Your task:
From the entries that follow, extract each line holding the string "Live".

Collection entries
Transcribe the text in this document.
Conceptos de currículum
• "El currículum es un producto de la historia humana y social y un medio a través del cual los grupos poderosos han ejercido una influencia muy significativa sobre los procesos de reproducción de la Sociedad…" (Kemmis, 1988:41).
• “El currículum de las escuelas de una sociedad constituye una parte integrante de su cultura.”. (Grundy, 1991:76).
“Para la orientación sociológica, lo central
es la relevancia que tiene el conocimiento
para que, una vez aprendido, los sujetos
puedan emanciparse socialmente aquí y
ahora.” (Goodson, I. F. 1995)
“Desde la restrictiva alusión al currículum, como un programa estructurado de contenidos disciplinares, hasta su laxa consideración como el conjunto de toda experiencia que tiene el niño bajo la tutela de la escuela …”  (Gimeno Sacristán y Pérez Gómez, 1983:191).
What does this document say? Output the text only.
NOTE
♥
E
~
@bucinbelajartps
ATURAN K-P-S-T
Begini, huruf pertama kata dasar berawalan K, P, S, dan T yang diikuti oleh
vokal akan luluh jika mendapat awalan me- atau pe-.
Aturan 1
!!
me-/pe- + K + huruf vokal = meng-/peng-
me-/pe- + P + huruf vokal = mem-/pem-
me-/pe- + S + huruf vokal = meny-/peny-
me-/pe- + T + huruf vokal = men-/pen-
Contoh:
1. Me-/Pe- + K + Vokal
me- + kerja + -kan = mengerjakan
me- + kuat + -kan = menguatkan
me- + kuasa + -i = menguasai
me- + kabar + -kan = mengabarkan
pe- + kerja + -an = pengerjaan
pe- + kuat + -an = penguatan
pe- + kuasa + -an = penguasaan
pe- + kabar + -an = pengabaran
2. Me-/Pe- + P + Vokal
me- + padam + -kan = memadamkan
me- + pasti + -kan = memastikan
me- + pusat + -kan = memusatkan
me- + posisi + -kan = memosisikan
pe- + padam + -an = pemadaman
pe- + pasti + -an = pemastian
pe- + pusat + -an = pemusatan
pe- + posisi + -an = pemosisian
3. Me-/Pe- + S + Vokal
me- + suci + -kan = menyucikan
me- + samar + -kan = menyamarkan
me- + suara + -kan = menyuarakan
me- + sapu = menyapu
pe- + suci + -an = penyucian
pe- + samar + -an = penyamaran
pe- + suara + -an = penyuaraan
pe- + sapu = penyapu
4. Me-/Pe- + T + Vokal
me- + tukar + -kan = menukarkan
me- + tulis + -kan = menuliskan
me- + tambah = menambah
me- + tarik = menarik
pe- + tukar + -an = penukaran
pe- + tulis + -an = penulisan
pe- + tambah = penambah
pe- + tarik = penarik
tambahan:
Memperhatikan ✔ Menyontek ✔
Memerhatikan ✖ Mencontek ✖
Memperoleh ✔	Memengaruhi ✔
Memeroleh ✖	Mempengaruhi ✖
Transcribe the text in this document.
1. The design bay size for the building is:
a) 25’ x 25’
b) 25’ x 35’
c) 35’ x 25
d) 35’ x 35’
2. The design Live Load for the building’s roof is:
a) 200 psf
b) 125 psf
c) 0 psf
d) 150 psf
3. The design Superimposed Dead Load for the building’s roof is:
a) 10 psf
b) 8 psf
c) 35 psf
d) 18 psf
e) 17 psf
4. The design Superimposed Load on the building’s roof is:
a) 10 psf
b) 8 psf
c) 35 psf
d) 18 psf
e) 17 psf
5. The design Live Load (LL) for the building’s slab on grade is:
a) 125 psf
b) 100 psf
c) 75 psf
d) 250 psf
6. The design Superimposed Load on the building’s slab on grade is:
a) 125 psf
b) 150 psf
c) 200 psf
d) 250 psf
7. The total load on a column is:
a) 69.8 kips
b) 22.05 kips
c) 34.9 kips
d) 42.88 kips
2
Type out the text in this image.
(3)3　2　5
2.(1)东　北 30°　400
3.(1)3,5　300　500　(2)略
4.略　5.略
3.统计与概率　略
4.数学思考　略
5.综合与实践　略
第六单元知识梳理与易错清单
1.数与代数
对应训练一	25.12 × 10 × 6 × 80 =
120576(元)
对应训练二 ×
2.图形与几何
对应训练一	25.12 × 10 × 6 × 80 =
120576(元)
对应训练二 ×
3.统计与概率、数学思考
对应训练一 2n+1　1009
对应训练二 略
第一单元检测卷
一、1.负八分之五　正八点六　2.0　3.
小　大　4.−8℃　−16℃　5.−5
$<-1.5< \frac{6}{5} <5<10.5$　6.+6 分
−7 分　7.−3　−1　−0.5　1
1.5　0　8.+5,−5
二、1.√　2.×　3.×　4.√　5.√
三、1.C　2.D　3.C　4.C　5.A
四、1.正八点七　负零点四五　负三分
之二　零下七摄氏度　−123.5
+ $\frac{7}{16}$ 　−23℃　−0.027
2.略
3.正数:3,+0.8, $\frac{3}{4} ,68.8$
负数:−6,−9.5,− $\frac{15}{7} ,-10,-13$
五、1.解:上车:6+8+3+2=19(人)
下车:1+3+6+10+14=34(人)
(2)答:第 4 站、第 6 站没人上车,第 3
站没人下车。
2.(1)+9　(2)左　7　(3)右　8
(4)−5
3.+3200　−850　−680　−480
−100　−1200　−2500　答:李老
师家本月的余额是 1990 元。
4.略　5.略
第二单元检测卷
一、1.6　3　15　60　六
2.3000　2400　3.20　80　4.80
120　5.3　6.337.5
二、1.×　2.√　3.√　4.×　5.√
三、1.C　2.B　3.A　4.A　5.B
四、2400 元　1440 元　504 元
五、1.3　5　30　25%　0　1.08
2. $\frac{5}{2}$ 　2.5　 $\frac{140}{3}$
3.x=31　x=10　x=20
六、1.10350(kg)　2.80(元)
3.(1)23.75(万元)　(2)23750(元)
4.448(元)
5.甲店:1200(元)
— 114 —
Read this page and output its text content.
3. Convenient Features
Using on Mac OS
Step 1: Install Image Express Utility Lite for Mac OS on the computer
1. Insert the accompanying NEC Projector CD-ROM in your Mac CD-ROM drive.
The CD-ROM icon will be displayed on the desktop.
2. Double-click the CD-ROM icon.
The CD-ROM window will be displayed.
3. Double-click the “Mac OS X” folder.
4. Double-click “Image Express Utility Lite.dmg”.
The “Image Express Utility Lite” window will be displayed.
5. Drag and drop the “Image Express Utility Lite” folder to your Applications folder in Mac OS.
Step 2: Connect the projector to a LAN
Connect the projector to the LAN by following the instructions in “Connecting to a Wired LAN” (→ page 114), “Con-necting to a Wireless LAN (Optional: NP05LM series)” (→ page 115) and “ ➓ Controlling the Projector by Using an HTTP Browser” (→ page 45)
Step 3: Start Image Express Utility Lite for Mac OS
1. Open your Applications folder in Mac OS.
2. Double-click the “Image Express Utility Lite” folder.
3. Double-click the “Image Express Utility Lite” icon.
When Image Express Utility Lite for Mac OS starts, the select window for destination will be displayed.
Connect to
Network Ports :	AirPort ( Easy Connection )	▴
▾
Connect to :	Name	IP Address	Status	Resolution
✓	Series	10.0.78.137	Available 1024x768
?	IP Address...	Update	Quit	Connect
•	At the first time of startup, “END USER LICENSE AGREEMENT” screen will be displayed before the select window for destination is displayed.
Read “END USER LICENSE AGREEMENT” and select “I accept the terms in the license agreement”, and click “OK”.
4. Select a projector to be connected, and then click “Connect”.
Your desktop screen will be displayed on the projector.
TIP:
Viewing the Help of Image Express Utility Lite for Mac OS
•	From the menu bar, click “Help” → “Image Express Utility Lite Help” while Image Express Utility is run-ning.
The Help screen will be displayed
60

Solution to the exercise:
2. The design Live Load for the building’s roof is:
5. The design Live Load (LL) for the building’s slab on grade is:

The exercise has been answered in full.